Given request: Wherever the word "flag" appears in the entries, copy the whole line.

Data supplied:
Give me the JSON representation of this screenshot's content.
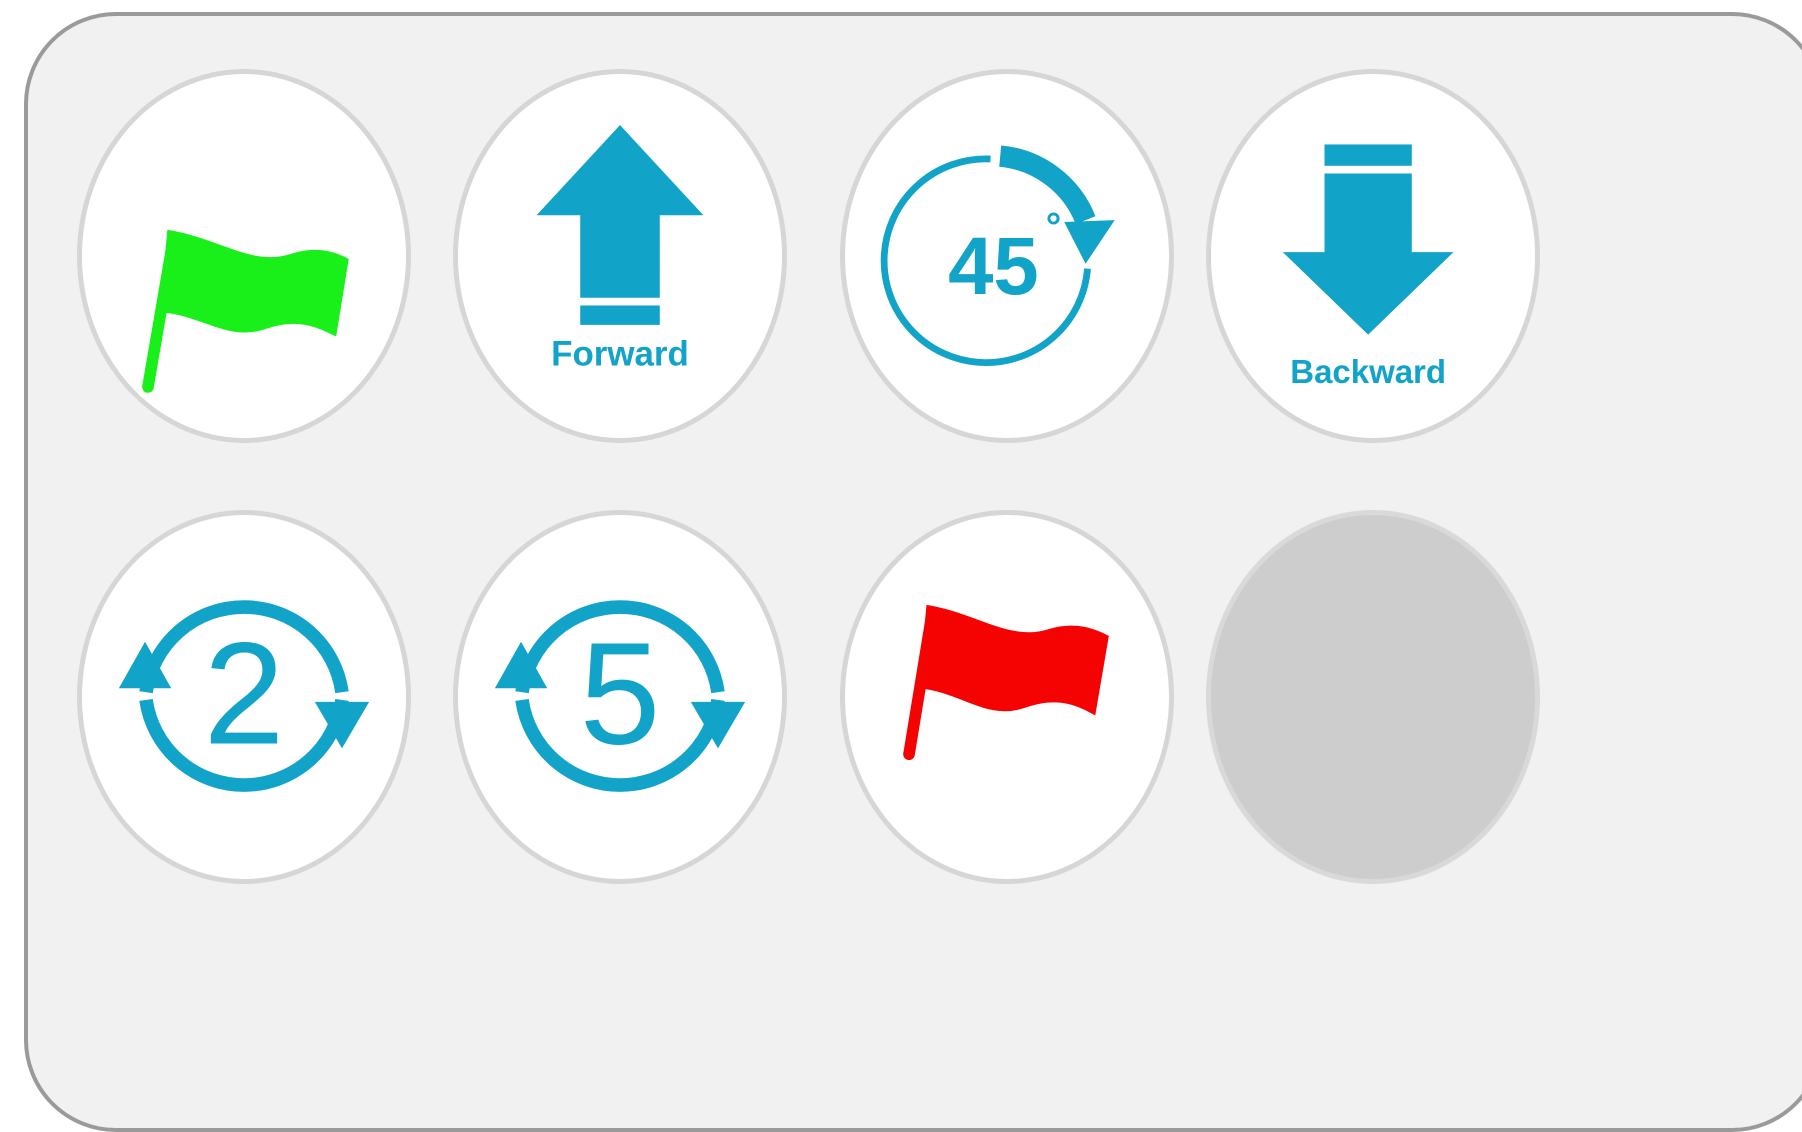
{
  "blocks": [
    {
      "name": "green-flag",
      "icon": "flag-icon",
      "color": "#19f019"
    },
    {
      "name": "forward",
      "icon": "arrow-up-icon",
      "label": "Forward",
      "color": "#12a3c9"
    },
    {
      "name": "turn-45",
      "icon": "rotate-clockwise-icon",
      "label": "45",
      "degree": "°",
      "color": "#12a3c9"
    },
    {
      "name": "backward",
      "icon": "arrow-down-icon",
      "label": "Backward",
      "color": "#12a3c9"
    },
    {
      "name": "repeat-2",
      "icon": "repeat-icon",
      "label": "2",
      "color": "#12a3c9"
    },
    {
      "name": "repeat-5",
      "icon": "repeat-icon",
      "label": "5",
      "color": "#12a3c9"
    },
    {
      "name": "red-flag",
      "icon": "flag-icon",
      "color": "#f50202"
    },
    {
      "name": "empty-slot",
      "icon": ""
    }
  ]
}
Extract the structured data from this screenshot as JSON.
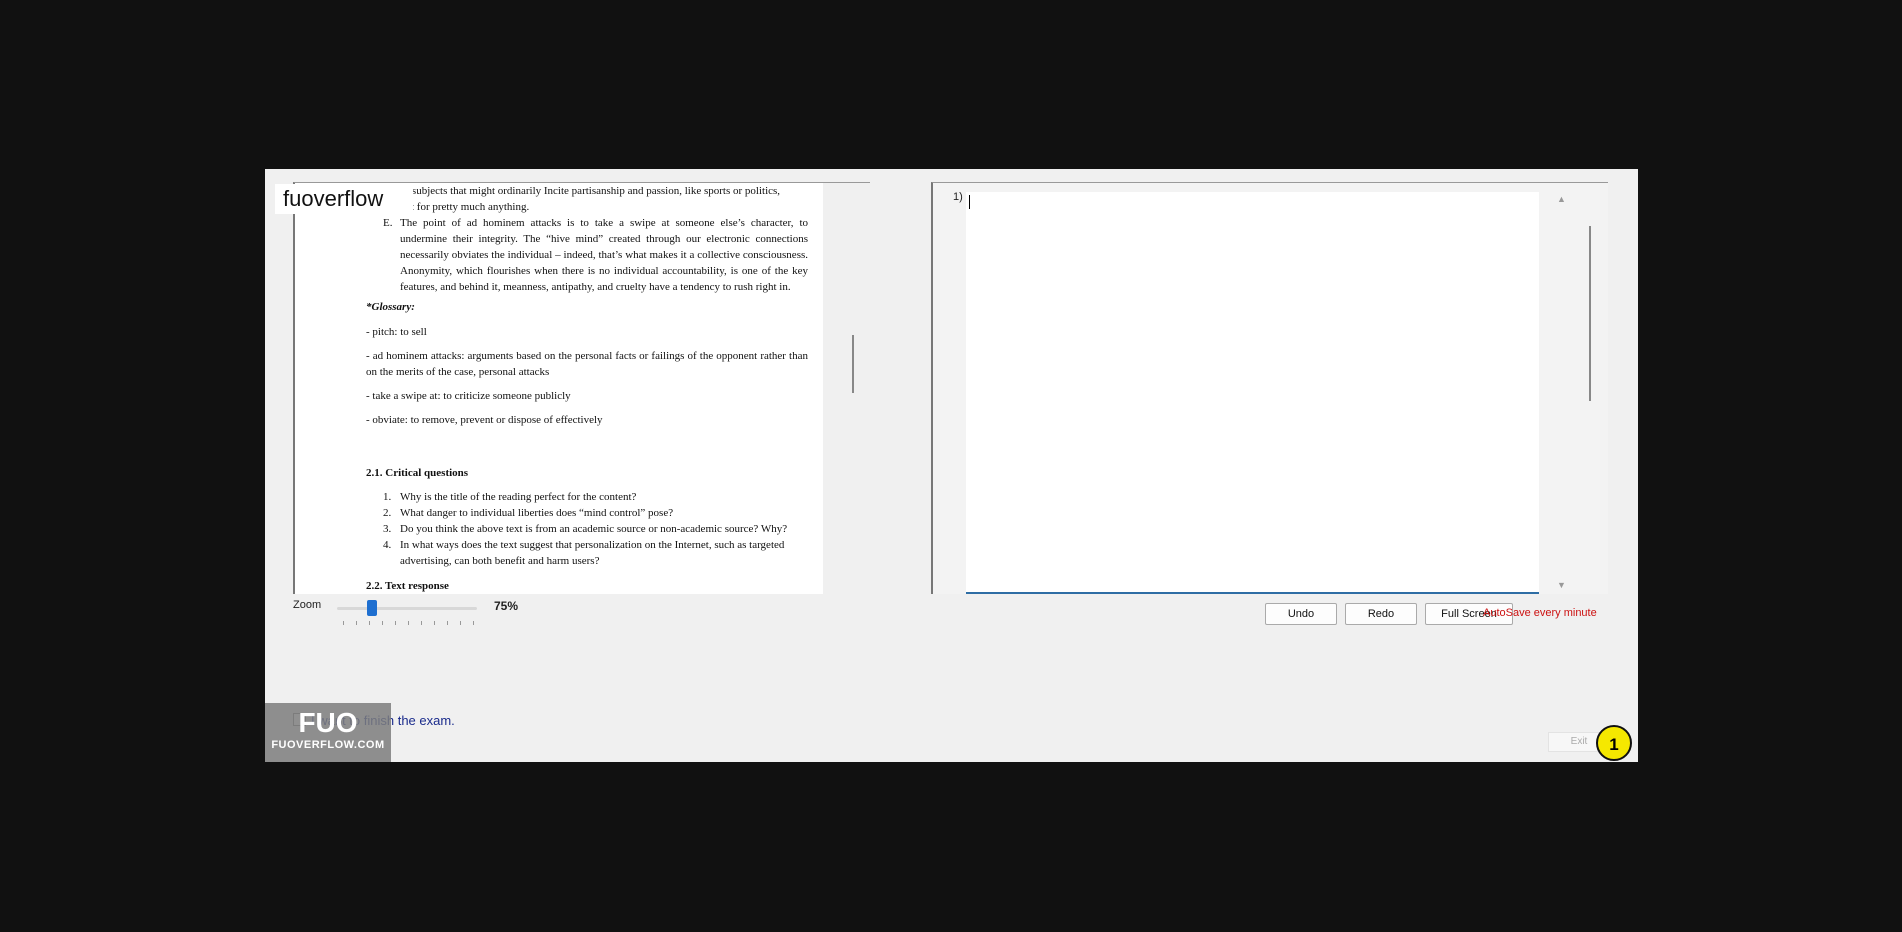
{
  "brand": {
    "label": "fuoverflow"
  },
  "document": {
    "frag1_line1": "or subjects that might ordinarily Incite partisanship and passion, like sports or politics,",
    "frag1_line2": "out for pretty much anything.",
    "itemE_marker": "E.",
    "itemE_text": "The point of ad hominem attacks is to take a swipe at someone else’s character, to undermine their integrity. The “hive mind” created through our electronic connections necessarily obviates the individual – indeed, that’s what makes it a collective consciousness. Anonymity, which flourishes when there is no individual accountability, is one of the key features, and behind it, meanness, antipathy, and cruelty have a tendency to rush right in.",
    "glossary_heading": "*Glossary:",
    "glossary": [
      "- pitch: to sell",
      "- ad hominem attacks: arguments based on the personal facts or failings of the opponent rather than on the merits of the case, personal attacks",
      "- take a swipe at: to criticize someone publicly",
      "- obviate: to remove, prevent or dispose of effectively"
    ],
    "section_heading": "2.1. Critical questions",
    "questions": [
      {
        "num": "1.",
        "text": "Why is the title of the reading perfect for the content?"
      },
      {
        "num": "2.",
        "text": "What danger to individual liberties does “mind control” pose?"
      },
      {
        "num": "3.",
        "text": "Do you think the above text is from an academic source or non-academic source? Why?"
      },
      {
        "num": "4.",
        "text": "In what ways does the text suggest that personalization on the Internet, such as targeted advertising, can both benefit and harm users?"
      }
    ],
    "next_heading": "2.2. Text response"
  },
  "answer": {
    "number": "1)",
    "value": ""
  },
  "toolbar": {
    "zoom_label": "Zoom",
    "zoom_value": "75%",
    "zoom_level_fraction": 0.25,
    "undo_label": "Undo",
    "redo_label": "Redo",
    "fullscreen_label": "Full Screen",
    "autosave_text": "AutoSave every minute"
  },
  "finish": {
    "label": "I want to finish the exam."
  },
  "logo": {
    "mark": "FUO",
    "text": "FUOVERFLOW.COM"
  },
  "exit_label": "Exit",
  "badge_number": "1",
  "colors": {
    "accent": "#1e6fd0",
    "autosave": "#cc1111",
    "finish_text": "#1a2b8c",
    "badge": "#f5e800"
  }
}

Answer:
      "name": "green-flag",
      "icon": "flag-icon",
      "name": "red-flag",
      "icon": "flag-icon",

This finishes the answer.